Given task = A line counts if it contains the string "transitions"; say how many such lines there are, giving only the number.

Dataset entries =
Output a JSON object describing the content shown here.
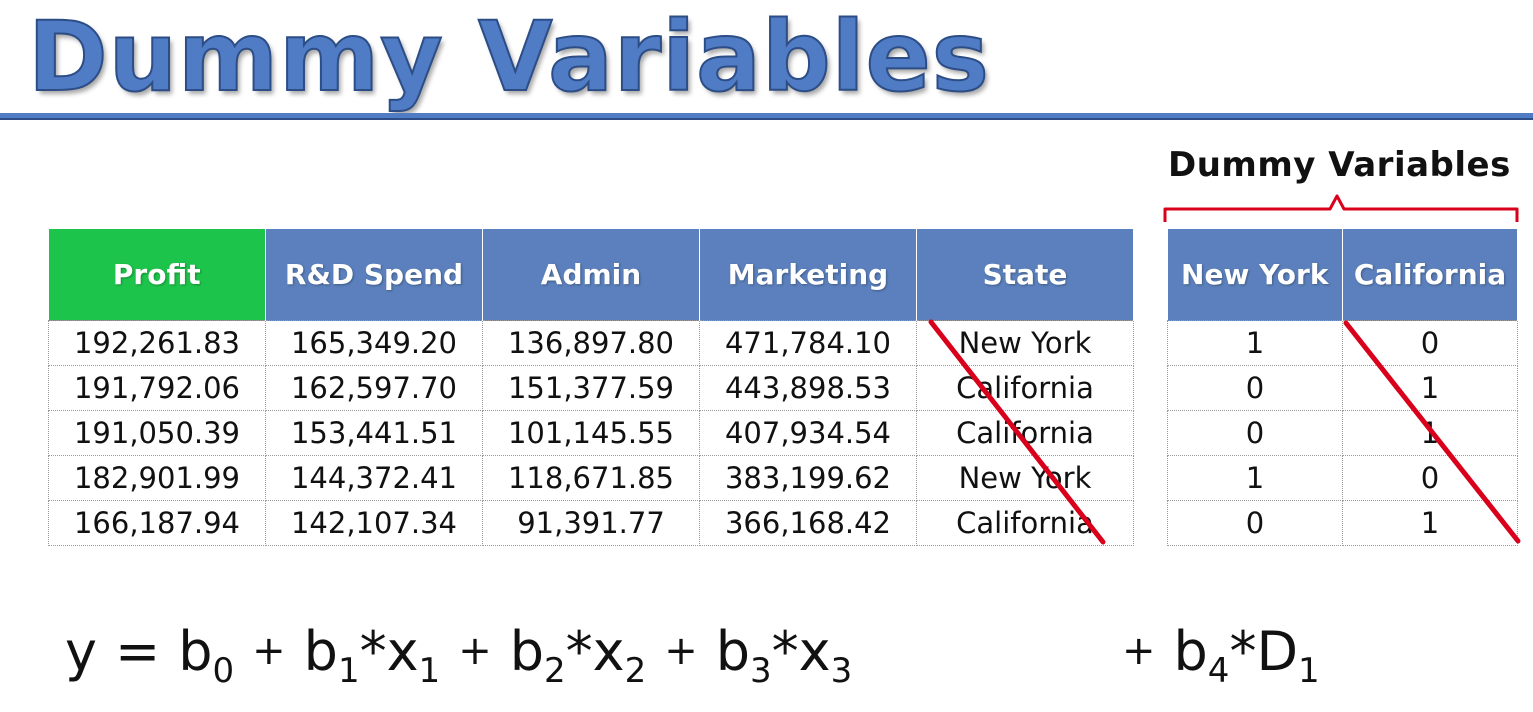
{
  "title": "Dummy Variables",
  "colors": {
    "header_blue": "#5b80bd",
    "profit_green": "#1dc44b",
    "title_blue": "#4f7cc4",
    "strike_red": "#d9001b"
  },
  "main_table": {
    "headers": [
      "Profit",
      "R&D Spend",
      "Admin",
      "Marketing",
      "State"
    ],
    "rows": [
      [
        "192,261.83",
        "165,349.20",
        "136,897.80",
        "471,784.10",
        "New York"
      ],
      [
        "191,792.06",
        "162,597.70",
        "151,377.59",
        "443,898.53",
        "California"
      ],
      [
        "191,050.39",
        "153,441.51",
        "101,145.55",
        "407,934.54",
        "California"
      ],
      [
        "182,901.99",
        "144,372.41",
        "118,671.85",
        "383,199.62",
        "New York"
      ],
      [
        "166,187.94",
        "142,107.34",
        "91,391.77",
        "366,168.42",
        "California"
      ]
    ]
  },
  "dummy_section": {
    "label": "Dummy Variables",
    "headers": [
      "New York",
      "California"
    ],
    "rows": [
      [
        "1",
        "0"
      ],
      [
        "0",
        "1"
      ],
      [
        "0",
        "1"
      ],
      [
        "1",
        "0"
      ],
      [
        "0",
        "1"
      ]
    ]
  },
  "equation": {
    "y": "y",
    "eq": "=",
    "plus": "+",
    "times": "*",
    "b": "b",
    "x": "x",
    "d": "D",
    "s0": "0",
    "s1": "1",
    "s2": "2",
    "s3": "3",
    "s4": "4"
  }
}
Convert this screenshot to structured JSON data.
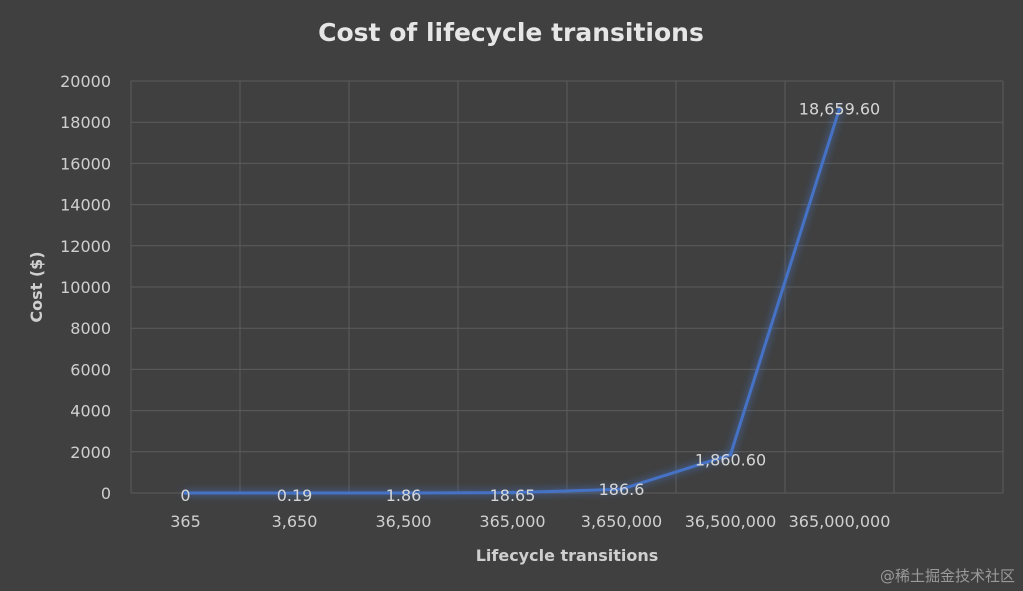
{
  "watermark": "@稀土掘金技术社区",
  "chart_data": {
    "type": "line",
    "title": "Cost of lifecycle transitions",
    "xlabel": "Lifecycle transitions",
    "ylabel": "Cost ($)",
    "categories": [
      "365",
      "3,650",
      "36,500",
      "365,000",
      "3,650,000",
      "36,500,000",
      "365,000,000"
    ],
    "series": [
      {
        "values": [
          0,
          0.19,
          1.86,
          18.65,
          186.6,
          1860.6,
          18659.6
        ],
        "data_labels": [
          "0",
          "0.19",
          "1.86",
          "18.65",
          "186.6",
          "1,860.60",
          "18,659.60"
        ],
        "color": "#4472c4"
      }
    ],
    "ylim": [
      0,
      20000
    ],
    "yticks": [
      0,
      2000,
      4000,
      6000,
      8000,
      10000,
      12000,
      14000,
      16000,
      18000,
      20000
    ],
    "grid": true,
    "legend": "none",
    "colors": {
      "background": "#404040",
      "grid": "#5c5c5c",
      "line": "#4472c4",
      "text": "#cfcfcf"
    }
  }
}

Written response = 2